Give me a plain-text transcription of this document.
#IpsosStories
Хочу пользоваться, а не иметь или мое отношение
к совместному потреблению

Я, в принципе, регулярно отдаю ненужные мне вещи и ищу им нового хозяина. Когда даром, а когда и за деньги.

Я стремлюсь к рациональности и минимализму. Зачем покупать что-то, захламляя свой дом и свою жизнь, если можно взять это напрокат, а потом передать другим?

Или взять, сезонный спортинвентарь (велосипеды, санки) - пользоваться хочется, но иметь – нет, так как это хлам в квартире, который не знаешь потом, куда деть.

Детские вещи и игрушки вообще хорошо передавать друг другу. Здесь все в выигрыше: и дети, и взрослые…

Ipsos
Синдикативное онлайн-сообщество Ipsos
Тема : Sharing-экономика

·····

◆ **AIM**: Filter the entries and copy out every line with the word "взять".

◆ **COMPLETE ANSWER**:
Я стремлюсь к рациональности и минимализму. Зачем покупать что-то, захламляя свой дом и свою жизнь, если можно взять это напрокат, а потом передать другим?
Или взять, сезонный спортинвентарь (велосипеды, санки) - пользоваться хочется, но иметь – нет, так как это хлам в квартире, который не знаешь потом, куда деть.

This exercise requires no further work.